Task prompt:
Collect all the lines that mention the word "JSON".

────────────────────

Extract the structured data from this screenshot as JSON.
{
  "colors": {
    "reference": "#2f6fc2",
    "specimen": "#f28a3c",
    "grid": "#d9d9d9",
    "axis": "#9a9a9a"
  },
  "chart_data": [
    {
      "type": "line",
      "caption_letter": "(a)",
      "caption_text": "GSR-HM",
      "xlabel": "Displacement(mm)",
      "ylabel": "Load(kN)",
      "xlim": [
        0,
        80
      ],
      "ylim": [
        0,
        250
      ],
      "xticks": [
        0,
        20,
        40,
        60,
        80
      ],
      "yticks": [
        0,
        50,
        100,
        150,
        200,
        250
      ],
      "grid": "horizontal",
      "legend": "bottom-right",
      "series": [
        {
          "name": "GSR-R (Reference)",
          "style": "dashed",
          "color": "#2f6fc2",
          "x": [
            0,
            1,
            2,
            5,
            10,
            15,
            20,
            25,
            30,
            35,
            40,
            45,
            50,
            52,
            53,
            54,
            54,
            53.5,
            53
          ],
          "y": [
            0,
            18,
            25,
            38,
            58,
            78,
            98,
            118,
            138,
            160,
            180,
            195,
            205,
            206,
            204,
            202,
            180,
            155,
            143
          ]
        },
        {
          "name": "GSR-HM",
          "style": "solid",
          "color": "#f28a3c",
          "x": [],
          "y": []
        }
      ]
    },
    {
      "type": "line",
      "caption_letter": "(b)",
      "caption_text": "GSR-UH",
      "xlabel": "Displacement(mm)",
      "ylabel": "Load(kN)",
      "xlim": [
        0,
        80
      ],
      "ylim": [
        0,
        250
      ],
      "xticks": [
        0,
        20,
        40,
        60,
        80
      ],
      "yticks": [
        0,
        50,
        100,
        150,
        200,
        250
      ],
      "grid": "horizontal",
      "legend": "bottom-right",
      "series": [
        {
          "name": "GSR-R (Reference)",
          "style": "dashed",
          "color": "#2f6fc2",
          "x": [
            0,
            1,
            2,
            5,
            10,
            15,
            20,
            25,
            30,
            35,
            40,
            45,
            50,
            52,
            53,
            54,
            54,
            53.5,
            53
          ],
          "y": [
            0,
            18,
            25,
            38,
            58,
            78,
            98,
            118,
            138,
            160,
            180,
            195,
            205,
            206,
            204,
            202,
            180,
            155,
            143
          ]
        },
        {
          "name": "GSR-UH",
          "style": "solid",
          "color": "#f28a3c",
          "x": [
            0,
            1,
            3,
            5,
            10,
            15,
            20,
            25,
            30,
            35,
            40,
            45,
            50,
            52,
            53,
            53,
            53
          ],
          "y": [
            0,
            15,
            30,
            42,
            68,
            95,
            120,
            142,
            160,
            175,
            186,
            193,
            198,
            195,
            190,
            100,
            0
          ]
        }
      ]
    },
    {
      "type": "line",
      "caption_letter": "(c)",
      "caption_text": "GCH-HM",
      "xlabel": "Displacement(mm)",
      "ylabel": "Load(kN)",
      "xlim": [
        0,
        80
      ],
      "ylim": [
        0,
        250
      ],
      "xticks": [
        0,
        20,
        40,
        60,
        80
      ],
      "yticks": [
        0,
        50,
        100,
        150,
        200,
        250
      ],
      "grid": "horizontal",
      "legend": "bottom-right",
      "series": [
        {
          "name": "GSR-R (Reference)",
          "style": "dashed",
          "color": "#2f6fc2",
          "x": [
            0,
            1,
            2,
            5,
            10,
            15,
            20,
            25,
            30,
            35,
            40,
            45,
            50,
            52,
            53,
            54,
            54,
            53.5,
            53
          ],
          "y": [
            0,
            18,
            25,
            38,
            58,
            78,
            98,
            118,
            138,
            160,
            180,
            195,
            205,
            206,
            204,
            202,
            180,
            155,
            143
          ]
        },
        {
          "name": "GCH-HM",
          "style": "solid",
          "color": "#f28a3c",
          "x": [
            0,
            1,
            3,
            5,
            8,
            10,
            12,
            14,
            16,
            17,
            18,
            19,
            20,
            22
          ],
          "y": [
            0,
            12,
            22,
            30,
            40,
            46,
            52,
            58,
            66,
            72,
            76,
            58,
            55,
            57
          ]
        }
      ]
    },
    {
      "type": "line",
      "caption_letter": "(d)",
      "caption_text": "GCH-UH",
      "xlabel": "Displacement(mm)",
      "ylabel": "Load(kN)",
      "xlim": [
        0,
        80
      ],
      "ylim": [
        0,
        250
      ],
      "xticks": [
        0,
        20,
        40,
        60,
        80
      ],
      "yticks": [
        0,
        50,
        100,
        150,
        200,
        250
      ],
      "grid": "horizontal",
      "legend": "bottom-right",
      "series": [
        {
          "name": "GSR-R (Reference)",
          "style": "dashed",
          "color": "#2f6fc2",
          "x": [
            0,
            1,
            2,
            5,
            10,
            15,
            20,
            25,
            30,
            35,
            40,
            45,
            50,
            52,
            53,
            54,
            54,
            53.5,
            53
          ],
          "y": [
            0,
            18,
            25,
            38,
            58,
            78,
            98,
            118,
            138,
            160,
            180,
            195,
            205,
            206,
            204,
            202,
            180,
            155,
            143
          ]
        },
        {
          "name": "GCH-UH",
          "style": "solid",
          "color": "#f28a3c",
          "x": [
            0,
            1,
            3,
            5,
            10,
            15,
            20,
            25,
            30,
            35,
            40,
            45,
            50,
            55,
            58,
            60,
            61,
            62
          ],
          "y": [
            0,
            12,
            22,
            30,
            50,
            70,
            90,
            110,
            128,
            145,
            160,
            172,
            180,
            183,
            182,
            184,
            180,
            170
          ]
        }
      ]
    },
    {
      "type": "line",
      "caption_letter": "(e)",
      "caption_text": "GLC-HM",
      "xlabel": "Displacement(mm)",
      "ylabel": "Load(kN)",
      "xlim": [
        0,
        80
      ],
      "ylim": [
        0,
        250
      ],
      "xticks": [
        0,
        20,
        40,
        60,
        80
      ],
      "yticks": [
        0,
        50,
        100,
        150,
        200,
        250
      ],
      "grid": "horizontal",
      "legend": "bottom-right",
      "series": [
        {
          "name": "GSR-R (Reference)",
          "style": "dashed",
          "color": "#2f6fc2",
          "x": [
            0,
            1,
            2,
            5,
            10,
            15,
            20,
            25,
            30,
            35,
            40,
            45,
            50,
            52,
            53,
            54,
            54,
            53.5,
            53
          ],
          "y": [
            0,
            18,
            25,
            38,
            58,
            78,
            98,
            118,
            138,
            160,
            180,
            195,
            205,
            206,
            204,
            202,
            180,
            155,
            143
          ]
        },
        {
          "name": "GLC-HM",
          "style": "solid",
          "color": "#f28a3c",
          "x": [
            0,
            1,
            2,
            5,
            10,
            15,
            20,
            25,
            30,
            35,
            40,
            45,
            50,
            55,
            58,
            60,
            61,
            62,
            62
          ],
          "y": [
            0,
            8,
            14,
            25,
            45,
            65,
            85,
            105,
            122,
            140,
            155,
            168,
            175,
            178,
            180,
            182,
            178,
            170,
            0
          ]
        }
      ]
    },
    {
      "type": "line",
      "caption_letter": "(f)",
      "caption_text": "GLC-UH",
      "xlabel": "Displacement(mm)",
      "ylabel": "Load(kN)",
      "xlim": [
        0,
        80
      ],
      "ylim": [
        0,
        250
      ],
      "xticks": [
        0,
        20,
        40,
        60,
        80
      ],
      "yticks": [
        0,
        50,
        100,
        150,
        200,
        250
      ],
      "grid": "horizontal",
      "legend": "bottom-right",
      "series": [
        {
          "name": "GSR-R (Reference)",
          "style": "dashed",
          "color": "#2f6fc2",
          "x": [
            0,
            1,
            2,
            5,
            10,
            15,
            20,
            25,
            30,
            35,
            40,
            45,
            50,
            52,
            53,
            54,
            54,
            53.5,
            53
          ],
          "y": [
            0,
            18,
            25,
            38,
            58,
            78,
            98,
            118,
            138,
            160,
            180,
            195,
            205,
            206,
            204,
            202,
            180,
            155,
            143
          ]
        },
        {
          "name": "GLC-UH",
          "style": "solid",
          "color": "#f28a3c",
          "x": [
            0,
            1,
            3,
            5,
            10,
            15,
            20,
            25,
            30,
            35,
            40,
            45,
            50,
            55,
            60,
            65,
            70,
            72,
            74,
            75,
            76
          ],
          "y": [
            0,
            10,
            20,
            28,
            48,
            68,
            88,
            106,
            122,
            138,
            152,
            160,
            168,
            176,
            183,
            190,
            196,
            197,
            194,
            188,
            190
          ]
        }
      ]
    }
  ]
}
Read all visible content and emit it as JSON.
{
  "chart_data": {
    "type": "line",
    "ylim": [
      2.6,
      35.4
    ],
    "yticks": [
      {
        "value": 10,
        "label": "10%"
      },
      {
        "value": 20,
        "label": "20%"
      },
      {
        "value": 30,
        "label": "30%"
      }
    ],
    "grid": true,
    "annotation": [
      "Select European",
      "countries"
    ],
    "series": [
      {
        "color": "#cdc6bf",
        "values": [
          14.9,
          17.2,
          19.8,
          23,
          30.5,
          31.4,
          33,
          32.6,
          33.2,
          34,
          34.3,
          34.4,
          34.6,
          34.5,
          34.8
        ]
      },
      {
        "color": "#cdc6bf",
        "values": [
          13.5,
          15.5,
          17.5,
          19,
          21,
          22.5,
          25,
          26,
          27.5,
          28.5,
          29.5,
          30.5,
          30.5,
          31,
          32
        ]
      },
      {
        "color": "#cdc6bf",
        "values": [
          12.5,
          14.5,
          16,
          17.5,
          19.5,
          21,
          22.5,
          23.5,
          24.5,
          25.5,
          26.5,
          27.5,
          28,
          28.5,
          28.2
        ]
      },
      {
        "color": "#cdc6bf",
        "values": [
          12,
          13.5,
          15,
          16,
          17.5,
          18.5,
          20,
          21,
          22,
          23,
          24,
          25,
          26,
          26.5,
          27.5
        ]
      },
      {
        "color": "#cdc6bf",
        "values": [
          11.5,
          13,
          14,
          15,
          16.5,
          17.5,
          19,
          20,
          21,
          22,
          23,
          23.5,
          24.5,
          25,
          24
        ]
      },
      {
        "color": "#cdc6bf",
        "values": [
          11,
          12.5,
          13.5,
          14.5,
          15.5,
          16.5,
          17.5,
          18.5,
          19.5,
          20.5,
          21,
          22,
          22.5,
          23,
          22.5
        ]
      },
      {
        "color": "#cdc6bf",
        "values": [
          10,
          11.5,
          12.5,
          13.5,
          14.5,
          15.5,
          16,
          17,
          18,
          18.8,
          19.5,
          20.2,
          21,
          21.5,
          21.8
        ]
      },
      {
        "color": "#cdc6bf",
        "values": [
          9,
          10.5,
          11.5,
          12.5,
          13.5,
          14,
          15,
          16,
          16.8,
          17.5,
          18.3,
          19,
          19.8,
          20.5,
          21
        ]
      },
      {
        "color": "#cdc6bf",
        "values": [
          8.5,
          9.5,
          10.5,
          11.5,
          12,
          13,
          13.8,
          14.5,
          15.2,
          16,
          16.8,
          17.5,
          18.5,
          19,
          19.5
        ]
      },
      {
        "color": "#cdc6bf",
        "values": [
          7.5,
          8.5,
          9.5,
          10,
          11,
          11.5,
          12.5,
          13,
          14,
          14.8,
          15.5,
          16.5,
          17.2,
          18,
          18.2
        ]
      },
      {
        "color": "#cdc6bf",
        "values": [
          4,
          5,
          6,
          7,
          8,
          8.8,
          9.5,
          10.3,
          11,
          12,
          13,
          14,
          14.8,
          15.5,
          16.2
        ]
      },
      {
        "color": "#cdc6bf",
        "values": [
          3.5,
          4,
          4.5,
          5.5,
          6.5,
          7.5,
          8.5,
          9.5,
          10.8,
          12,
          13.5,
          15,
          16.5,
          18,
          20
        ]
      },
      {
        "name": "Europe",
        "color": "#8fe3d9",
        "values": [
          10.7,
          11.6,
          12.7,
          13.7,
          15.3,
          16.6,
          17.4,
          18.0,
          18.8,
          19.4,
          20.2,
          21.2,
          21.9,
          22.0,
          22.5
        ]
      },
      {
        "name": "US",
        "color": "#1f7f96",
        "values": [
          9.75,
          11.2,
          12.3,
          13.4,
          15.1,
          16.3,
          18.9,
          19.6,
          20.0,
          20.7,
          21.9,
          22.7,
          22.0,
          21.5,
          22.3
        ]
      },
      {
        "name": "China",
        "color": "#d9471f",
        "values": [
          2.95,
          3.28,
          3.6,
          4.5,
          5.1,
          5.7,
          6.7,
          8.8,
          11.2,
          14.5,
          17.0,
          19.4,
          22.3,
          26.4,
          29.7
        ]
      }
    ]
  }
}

────────────────────

Result of this task:
Extract the structured data from this screenshot as JSON.
Read all visible content and emit it as JSON.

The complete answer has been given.